Your goal
Write out all the data again, exactly as it stands.

Records for the exercise
>>>

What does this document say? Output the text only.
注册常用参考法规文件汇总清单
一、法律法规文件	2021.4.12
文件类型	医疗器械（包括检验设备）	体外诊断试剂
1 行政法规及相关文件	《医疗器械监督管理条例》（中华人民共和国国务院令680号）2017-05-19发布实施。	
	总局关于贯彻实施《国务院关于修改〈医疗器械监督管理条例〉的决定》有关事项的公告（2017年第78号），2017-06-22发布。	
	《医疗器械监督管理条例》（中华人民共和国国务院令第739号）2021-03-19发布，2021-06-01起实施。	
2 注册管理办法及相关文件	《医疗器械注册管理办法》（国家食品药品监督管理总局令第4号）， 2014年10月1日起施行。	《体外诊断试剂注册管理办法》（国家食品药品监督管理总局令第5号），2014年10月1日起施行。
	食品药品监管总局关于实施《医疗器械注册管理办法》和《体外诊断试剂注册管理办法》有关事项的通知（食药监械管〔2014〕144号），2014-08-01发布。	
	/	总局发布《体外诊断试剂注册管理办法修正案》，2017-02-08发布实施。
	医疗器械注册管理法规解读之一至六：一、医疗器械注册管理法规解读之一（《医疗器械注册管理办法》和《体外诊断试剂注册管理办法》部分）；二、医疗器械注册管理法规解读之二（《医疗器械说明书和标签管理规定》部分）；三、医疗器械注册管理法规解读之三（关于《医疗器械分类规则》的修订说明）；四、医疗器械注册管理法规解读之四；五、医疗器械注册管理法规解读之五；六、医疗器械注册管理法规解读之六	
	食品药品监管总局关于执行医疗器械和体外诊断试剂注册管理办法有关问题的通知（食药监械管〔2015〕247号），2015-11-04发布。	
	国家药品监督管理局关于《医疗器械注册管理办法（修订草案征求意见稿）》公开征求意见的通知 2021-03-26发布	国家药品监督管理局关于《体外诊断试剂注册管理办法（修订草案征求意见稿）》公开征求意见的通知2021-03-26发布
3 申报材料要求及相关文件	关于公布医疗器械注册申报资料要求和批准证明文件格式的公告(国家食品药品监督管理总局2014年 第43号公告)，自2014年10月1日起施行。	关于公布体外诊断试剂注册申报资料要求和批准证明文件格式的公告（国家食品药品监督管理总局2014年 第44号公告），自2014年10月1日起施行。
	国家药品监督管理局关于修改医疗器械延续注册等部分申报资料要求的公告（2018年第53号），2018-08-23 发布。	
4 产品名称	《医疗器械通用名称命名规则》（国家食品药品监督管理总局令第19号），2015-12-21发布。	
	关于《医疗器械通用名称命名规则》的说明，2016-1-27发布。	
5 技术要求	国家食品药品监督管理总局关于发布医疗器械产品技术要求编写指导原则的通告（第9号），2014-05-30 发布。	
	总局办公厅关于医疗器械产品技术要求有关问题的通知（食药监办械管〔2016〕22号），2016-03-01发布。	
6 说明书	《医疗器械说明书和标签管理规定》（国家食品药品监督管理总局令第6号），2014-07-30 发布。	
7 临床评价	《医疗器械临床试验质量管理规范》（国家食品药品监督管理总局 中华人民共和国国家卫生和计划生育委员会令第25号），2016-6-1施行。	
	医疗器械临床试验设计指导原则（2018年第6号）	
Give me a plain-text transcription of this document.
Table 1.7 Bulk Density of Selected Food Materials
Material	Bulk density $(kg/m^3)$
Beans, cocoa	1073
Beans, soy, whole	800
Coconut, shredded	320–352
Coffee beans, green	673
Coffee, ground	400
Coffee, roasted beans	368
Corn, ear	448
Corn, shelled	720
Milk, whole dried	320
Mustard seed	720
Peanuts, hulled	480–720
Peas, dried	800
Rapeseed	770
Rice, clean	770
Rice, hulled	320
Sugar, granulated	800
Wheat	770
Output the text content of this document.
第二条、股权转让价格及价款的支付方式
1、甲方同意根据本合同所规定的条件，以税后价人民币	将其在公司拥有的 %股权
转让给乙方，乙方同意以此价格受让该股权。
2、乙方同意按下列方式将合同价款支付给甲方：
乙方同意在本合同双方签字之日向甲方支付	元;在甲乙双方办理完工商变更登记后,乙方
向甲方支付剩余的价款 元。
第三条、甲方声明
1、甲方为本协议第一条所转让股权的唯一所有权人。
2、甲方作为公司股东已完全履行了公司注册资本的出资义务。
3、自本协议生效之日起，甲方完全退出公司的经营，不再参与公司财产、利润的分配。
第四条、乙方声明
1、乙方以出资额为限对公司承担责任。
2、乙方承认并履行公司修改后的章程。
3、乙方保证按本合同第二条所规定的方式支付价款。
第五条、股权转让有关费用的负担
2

<<<

Answer for this exercise
What does this document say? Output the text only.
注册常用参考法规文件汇总清单
一、法律法规文件	2021.4.12
文件类型	医疗器械（包括检验设备）	体外诊断试剂
1 行政法规及相关文件	《医疗器械监督管理条例》（中华人民共和国国务院令680号）2017-05-19发布实施。	
	总局关于贯彻实施《国务院关于修改〈医疗器械监督管理条例〉的决定》有关事项的公告（2017年第78号），2017-06-22发布。	
	《医疗器械监督管理条例》（中华人民共和国国务院令第739号）2021-03-19发布，2021-06-01起实施。	
2 注册管理办法及相关文件	《医疗器械注册管理办法》（国家食品药品监督管理总局令第4号）， 2014年10月1日起施行。	《体外诊断试剂注册管理办法》（国家食品药品监督管理总局令第5号），2014年10月1日起施行。
	食品药品监管总局关于实施《医疗器械注册管理办法》和《体外诊断试剂注册管理办法》有关事项的通知（食药监械管〔2014〕144号），2014-08-01发布。	
	/	总局发布《体外诊断试剂注册管理办法修正案》，2017-02-08发布实施。
	医疗器械注册管理法规解读之一至六：一、医疗器械注册管理法规解读之一（《医疗器械注册管理办法》和《体外诊断试剂注册管理办法》部分）；二、医疗器械注册管理法规解读之二（《医疗器械说明书和标签管理规定》部分）；三、医疗器械注册管理法规解读之三（关于《医疗器械分类规则》的修订说明）；四、医疗器械注册管理法规解读之四；五、医疗器械注册管理法规解读之五；六、医疗器械注册管理法规解读之六	
	食品药品监管总局关于执行医疗器械和体外诊断试剂注册管理办法有关问题的通知（食药监械管〔2015〕247号），2015-11-04发布。	
	国家药品监督管理局关于《医疗器械注册管理办法（修订草案征求意见稿）》公开征求意见的通知 2021-03-26发布	国家药品监督管理局关于《体外诊断试剂注册管理办法（修订草案征求意见稿）》公开征求意见的通知2021-03-26发布
3 申报材料要求及相关文件	关于公布医疗器械注册申报资料要求和批准证明文件格式的公告(国家食品药品监督管理总局2014年 第43号公告)，自2014年10月1日起施行。	关于公布体外诊断试剂注册申报资料要求和批准证明文件格式的公告（国家食品药品监督管理总局2014年 第44号公告），自2014年10月1日起施行。
	国家药品监督管理局关于修改医疗器械延续注册等部分申报资料要求的公告（2018年第53号），2018-08-23 发布。	
4 产品名称	《医疗器械通用名称命名规则》（国家食品药品监督管理总局令第19号），2015-12-21发布。	
	关于《医疗器械通用名称命名规则》的说明，2016-1-27发布。	
5 技术要求	国家食品药品监督管理总局关于发布医疗器械产品技术要求编写指导原则的通告（第9号），2014-05-30 发布。	
	总局办公厅关于医疗器械产品技术要求有关问题的通知（食药监办械管〔2016〕22号），2016-03-01发布。	
6 说明书	《医疗器械说明书和标签管理规定》（国家食品药品监督管理总局令第6号），2014-07-30 发布。	
7 临床评价	《医疗器械临床试验质量管理规范》（国家食品药品监督管理总局 中华人民共和国国家卫生和计划生育委员会令第25号），2016-6-1施行。	
	医疗器械临床试验设计指导原则（2018年第6号）	
Give me a plain-text transcription of this document.
Table 1.7 Bulk Density of Selected Food Materials
Material	Bulk density $(kg/m^3)$
Beans, cocoa	1073
Beans, soy, whole	800
Coconut, shredded	320–352
Coffee beans, green	673
Coffee, ground	400
Coffee, roasted beans	368
Corn, ear	448
Corn, shelled	720
Milk, whole dried	320
Mustard seed	720
Peanuts, hulled	480–720
Peas, dried	800
Rapeseed	770
Rice, clean	770
Rice, hulled	320
Sugar, granulated	800
Wheat	770
Output the text content of this document.
第二条、股权转让价格及价款的支付方式
1、甲方同意根据本合同所规定的条件，以税后价人民币	将其在公司拥有的 %股权
转让给乙方，乙方同意以此价格受让该股权。
2、乙方同意按下列方式将合同价款支付给甲方：
乙方同意在本合同双方签字之日向甲方支付	元;在甲乙双方办理完工商变更登记后,乙方
向甲方支付剩余的价款 元。
第三条、甲方声明
1、甲方为本协议第一条所转让股权的唯一所有权人。
2、甲方作为公司股东已完全履行了公司注册资本的出资义务。
3、自本协议生效之日起，甲方完全退出公司的经营，不再参与公司财产、利润的分配。
第四条、乙方声明
1、乙方以出资额为限对公司承担责任。
2、乙方承认并履行公司修改后的章程。
3、乙方保证按本合同第二条所规定的方式支付价款。
第五条、股权转让有关费用的负担
2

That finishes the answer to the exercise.